> [The problem]:
Keep the pictures out of the copy and repeat the records exactly.

> [Data provided]:
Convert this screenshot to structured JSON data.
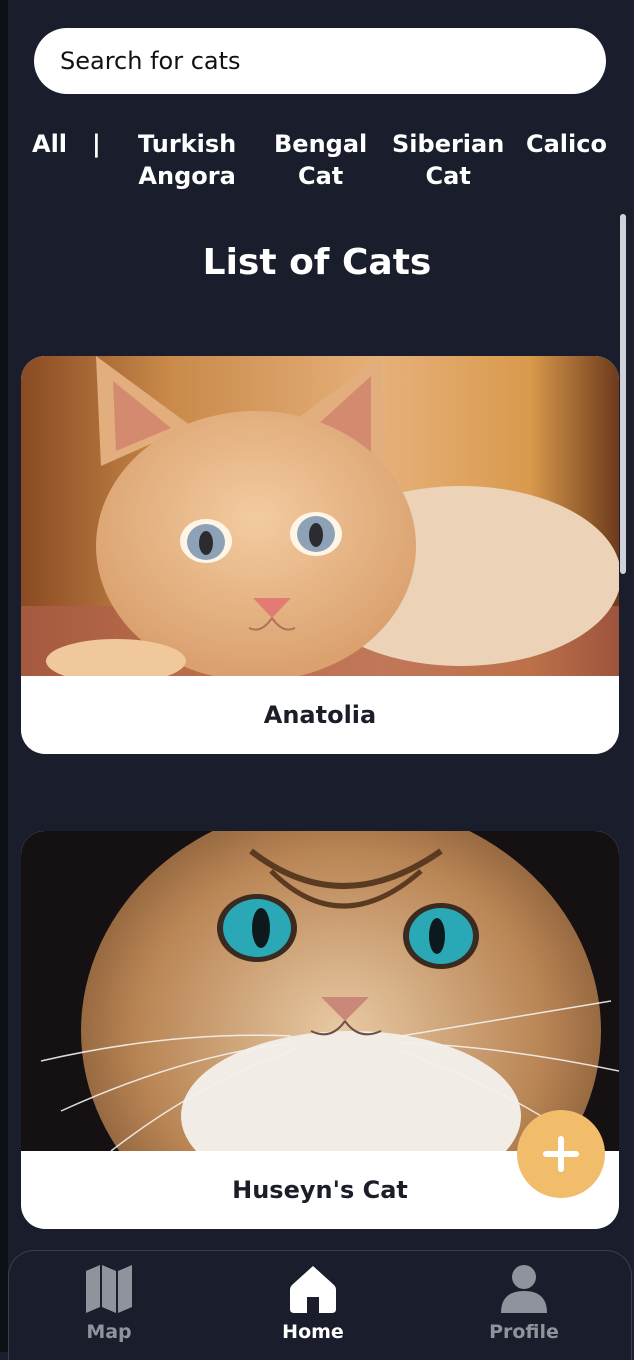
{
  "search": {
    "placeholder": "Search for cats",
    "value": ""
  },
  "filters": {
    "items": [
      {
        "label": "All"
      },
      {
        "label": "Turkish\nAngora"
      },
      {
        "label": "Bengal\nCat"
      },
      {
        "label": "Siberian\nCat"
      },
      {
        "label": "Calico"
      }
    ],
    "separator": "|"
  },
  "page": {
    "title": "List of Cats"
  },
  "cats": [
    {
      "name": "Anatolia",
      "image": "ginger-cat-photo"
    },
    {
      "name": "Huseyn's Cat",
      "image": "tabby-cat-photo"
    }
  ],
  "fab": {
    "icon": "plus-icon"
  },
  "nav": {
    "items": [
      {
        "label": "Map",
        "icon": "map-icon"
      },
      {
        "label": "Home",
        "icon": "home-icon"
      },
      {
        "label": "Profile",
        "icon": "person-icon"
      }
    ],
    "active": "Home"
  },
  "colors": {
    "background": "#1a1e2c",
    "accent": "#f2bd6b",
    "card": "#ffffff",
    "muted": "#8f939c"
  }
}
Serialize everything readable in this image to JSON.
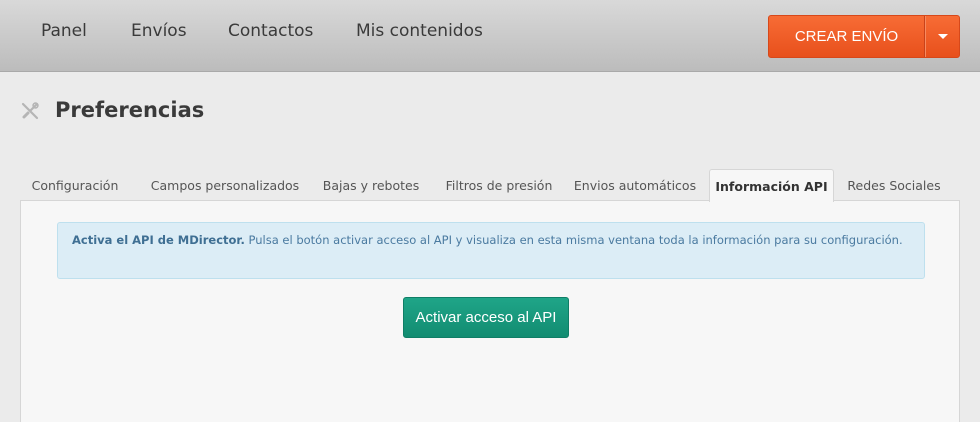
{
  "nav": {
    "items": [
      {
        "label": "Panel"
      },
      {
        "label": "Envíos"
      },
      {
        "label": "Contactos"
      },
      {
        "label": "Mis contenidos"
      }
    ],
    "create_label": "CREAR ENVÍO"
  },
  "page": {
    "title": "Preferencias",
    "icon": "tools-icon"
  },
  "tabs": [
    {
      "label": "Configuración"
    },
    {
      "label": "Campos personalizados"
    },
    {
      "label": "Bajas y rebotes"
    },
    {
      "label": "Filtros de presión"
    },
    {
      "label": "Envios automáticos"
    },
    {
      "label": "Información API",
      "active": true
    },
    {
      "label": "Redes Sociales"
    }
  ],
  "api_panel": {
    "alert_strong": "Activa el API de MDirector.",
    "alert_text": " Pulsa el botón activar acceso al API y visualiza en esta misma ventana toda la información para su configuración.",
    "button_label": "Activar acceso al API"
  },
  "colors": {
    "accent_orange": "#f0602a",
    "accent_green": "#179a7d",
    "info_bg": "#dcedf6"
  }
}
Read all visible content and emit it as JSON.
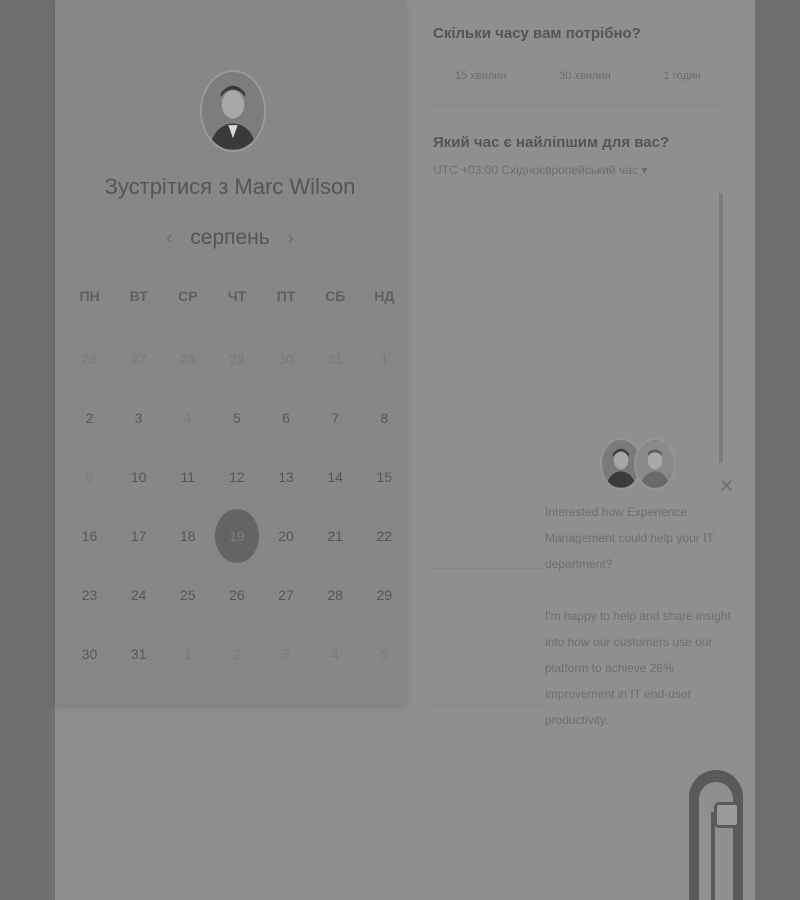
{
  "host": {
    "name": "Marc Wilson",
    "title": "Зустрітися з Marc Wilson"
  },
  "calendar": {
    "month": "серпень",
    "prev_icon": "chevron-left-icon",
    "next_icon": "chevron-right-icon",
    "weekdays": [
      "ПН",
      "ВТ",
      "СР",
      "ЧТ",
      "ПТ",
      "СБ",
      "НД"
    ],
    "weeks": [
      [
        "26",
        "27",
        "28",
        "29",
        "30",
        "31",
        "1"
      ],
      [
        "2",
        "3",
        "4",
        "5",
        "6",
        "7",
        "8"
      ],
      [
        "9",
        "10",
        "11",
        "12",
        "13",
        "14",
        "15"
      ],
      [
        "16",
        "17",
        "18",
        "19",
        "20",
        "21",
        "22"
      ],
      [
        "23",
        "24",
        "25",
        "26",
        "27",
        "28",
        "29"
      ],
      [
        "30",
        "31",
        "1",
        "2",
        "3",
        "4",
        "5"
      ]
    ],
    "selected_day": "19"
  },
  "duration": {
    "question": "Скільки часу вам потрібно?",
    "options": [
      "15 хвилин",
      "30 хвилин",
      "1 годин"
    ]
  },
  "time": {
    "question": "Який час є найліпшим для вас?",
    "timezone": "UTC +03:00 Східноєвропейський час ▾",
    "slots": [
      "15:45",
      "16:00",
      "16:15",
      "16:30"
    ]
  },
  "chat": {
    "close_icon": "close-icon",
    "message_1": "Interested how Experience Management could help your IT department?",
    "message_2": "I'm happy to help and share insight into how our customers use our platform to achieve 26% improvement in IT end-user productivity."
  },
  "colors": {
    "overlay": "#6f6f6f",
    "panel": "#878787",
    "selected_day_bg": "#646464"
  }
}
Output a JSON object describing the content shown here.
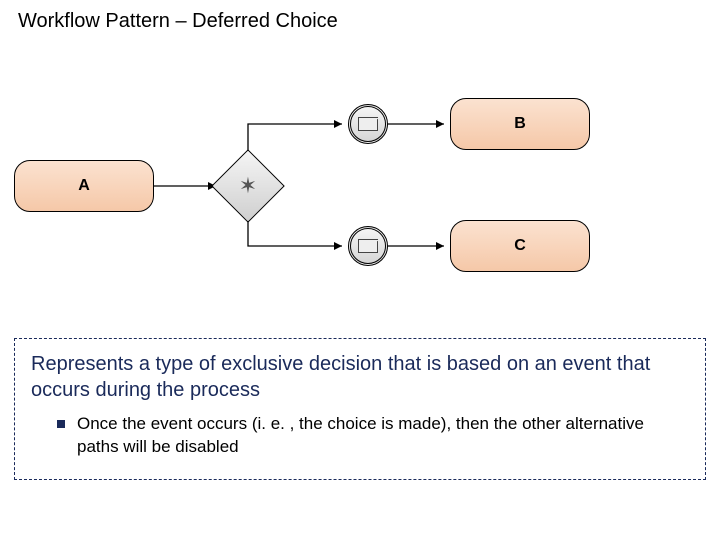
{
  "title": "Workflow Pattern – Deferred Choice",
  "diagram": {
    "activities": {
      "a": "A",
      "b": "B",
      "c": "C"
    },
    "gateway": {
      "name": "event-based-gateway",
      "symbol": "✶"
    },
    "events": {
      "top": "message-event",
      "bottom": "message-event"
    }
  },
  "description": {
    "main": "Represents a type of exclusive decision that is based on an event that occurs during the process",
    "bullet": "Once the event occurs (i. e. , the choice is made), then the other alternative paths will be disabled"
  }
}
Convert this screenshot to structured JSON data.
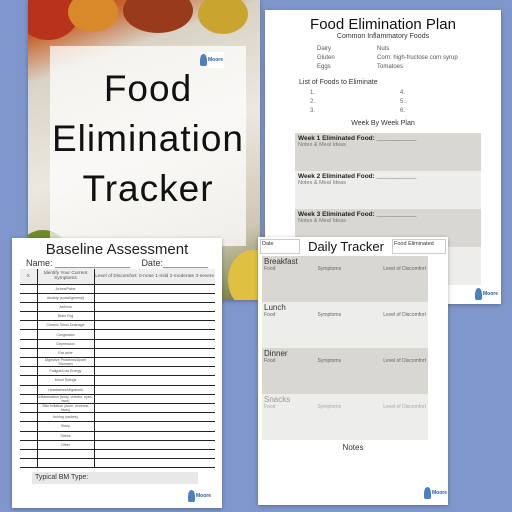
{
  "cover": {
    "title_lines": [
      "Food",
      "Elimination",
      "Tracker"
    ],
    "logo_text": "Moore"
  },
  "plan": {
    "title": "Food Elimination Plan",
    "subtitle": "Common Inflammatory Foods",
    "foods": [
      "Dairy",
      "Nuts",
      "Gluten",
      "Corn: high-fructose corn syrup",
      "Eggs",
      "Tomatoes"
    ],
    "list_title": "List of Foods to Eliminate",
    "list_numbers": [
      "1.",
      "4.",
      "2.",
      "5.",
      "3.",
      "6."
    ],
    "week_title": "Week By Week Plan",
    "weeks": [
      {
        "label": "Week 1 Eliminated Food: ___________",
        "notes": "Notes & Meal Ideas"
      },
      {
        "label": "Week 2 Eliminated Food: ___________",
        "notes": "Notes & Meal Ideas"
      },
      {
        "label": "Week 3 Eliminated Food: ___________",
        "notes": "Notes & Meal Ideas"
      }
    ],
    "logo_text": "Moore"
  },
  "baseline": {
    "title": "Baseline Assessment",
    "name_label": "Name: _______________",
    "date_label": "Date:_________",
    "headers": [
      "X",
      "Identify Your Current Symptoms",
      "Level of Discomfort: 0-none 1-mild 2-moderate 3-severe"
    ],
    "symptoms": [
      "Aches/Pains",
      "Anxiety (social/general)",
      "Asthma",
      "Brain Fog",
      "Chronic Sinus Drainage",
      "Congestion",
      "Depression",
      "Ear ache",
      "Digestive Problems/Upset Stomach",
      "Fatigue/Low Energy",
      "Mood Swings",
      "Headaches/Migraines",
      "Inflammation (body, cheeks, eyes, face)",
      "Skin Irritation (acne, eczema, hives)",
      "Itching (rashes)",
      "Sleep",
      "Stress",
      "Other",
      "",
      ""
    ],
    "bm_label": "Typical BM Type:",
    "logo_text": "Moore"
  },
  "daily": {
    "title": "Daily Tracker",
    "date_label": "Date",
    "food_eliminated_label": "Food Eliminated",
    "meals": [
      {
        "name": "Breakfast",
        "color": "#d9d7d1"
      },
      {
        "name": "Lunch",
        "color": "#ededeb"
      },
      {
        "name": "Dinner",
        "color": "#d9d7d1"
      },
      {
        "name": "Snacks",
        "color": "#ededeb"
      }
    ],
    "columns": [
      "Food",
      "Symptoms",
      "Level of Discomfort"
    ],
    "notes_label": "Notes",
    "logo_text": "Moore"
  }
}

> [Result below]:
Convert this screenshot to structured JSON data.
{
  "search": {
    "placeholder": "Search for cats",
    "value": ""
  },
  "filters": {
    "items": [
      {
        "label": "All"
      },
      {
        "label": "Turkish\nAngora"
      },
      {
        "label": "Bengal\nCat"
      },
      {
        "label": "Siberian\nCat"
      },
      {
        "label": "Calico"
      }
    ],
    "separator": "|"
  },
  "page": {
    "title": "List of Cats"
  },
  "cats": [
    {
      "name": "Anatolia",
      "image": "ginger-cat-photo"
    },
    {
      "name": "Huseyn's Cat",
      "image": "tabby-cat-photo"
    }
  ],
  "fab": {
    "icon": "plus-icon"
  },
  "nav": {
    "items": [
      {
        "label": "Map",
        "icon": "map-icon"
      },
      {
        "label": "Home",
        "icon": "home-icon"
      },
      {
        "label": "Profile",
        "icon": "person-icon"
      }
    ],
    "active": "Home"
  },
  "colors": {
    "background": "#1a1e2c",
    "accent": "#f2bd6b",
    "card": "#ffffff",
    "muted": "#8f939c"
  }
}
Serialize everything readable in this image to JSON.
{
  "nav": {
    "items": [
      {
        "label": "Panel"
      },
      {
        "label": "Envíos"
      },
      {
        "label": "Contactos"
      },
      {
        "label": "Mis contenidos"
      }
    ],
    "create_label": "CREAR ENVÍO"
  },
  "page": {
    "title": "Preferencias",
    "icon": "tools-icon"
  },
  "tabs": [
    {
      "label": "Configuración"
    },
    {
      "label": "Campos personalizados"
    },
    {
      "label": "Bajas y rebotes"
    },
    {
      "label": "Filtros de presión"
    },
    {
      "label": "Envios automáticos"
    },
    {
      "label": "Información API",
      "active": true
    },
    {
      "label": "Redes Sociales"
    }
  ],
  "api_panel": {
    "alert_strong": "Activa el API de MDirector.",
    "alert_text": " Pulsa el botón activar acceso al API y visualiza en esta misma ventana toda la información para su configuración.",
    "button_label": "Activar acceso al API"
  },
  "colors": {
    "accent_orange": "#f0602a",
    "accent_green": "#179a7d",
    "info_bg": "#dcedf6"
  }
}
Read all visible content and emit it as JSON.
{
  "host": {
    "name": "Marc Wilson",
    "title": "Зустрітися з Marc Wilson"
  },
  "calendar": {
    "month": "серпень",
    "prev_icon": "chevron-left-icon",
    "next_icon": "chevron-right-icon",
    "weekdays": [
      "ПН",
      "ВТ",
      "СР",
      "ЧТ",
      "ПТ",
      "СБ",
      "НД"
    ],
    "weeks": [
      [
        "26",
        "27",
        "28",
        "29",
        "30",
        "31",
        "1"
      ],
      [
        "2",
        "3",
        "4",
        "5",
        "6",
        "7",
        "8"
      ],
      [
        "9",
        "10",
        "11",
        "12",
        "13",
        "14",
        "15"
      ],
      [
        "16",
        "17",
        "18",
        "19",
        "20",
        "21",
        "22"
      ],
      [
        "23",
        "24",
        "25",
        "26",
        "27",
        "28",
        "29"
      ],
      [
        "30",
        "31",
        "1",
        "2",
        "3",
        "4",
        "5"
      ]
    ],
    "selected_day": "19"
  },
  "duration": {
    "question": "Скільки часу вам потрібно?",
    "options": [
      "15 хвилин",
      "30 хвилин",
      "1 годин"
    ]
  },
  "time": {
    "question": "Який час є найліпшим для вас?",
    "timezone": "UTC +03:00 Східноєвропейський час ▾",
    "slots": [
      "15:45",
      "16:00",
      "16:15",
      "16:30"
    ]
  },
  "chat": {
    "close_icon": "close-icon",
    "message_1": "Interested how Experience Management could help your IT department?",
    "message_2": "I'm happy to help and share insight into how our customers use our platform to achieve 26% improvement in IT end-user productivity."
  },
  "colors": {
    "overlay": "#6f6f6f",
    "panel": "#878787",
    "selected_day_bg": "#646464"
  }
}
Output a JSON object describing the content shown here.
{
  "title": "Workflow Pattern – Deferred Choice",
  "diagram": {
    "activities": {
      "a": "A",
      "b": "B",
      "c": "C"
    },
    "gateway": {
      "name": "event-based-gateway",
      "symbol": "✶"
    },
    "events": {
      "top": "message-event",
      "bottom": "message-event"
    }
  },
  "description": {
    "main": "Represents a type of exclusive decision that is based on an event that occurs during the process",
    "bullet": "Once the event occurs (i. e. , the choice is made), then the other alternative paths will be disabled"
  }
}
Convert this screenshot to structured JSON data.
{
  "cover": {
    "title_lines": [
      "Food",
      "Elimination",
      "Tracker"
    ],
    "logo_text": "Moore"
  },
  "plan": {
    "title": "Food Elimination Plan",
    "subtitle": "Common Inflammatory Foods",
    "foods": [
      "Dairy",
      "Nuts",
      "Gluten",
      "Corn: high-fructose corn syrup",
      "Eggs",
      "Tomatoes"
    ],
    "list_title": "List of Foods to Eliminate",
    "list_numbers": [
      "1.",
      "4.",
      "2.",
      "5.",
      "3.",
      "6."
    ],
    "week_title": "Week By Week Plan",
    "weeks": [
      {
        "label": "Week 1 Eliminated Food: ___________",
        "notes": "Notes & Meal Ideas"
      },
      {
        "label": "Week 2 Eliminated Food: ___________",
        "notes": "Notes & Meal Ideas"
      },
      {
        "label": "Week 3 Eliminated Food: ___________",
        "notes": "Notes & Meal Ideas"
      }
    ],
    "logo_text": "Moore"
  },
  "baseline": {
    "title": "Baseline Assessment",
    "name_label": "Name: _______________",
    "date_label": "Date:_________",
    "headers": [
      "X",
      "Identify Your Current Symptoms",
      "Level of Discomfort: 0-none 1-mild 2-moderate 3-severe"
    ],
    "symptoms": [
      "Aches/Pains",
      "Anxiety (social/general)",
      "Asthma",
      "Brain Fog",
      "Chronic Sinus Drainage",
      "Congestion",
      "Depression",
      "Ear ache",
      "Digestive Problems/Upset Stomach",
      "Fatigue/Low Energy",
      "Mood Swings",
      "Headaches/Migraines",
      "Inflammation (body, cheeks, eyes, face)",
      "Skin Irritation (acne, eczema, hives)",
      "Itching (rashes)",
      "Sleep",
      "Stress",
      "Other",
      "",
      ""
    ],
    "bm_label": "Typical BM Type:",
    "logo_text": "Moore"
  },
  "daily": {
    "title": "Daily Tracker",
    "date_label": "Date",
    "food_eliminated_label": "Food Eliminated",
    "meals": [
      {
        "name": "Breakfast",
        "color": "#d9d7d1"
      },
      {
        "name": "Lunch",
        "color": "#ededeb"
      },
      {
        "name": "Dinner",
        "color": "#d9d7d1"
      },
      {
        "name": "Snacks",
        "color": "#ededeb"
      }
    ],
    "columns": [
      "Food",
      "Symptoms",
      "Level of Discomfort"
    ],
    "notes_label": "Notes",
    "logo_text": "Moore"
  }
}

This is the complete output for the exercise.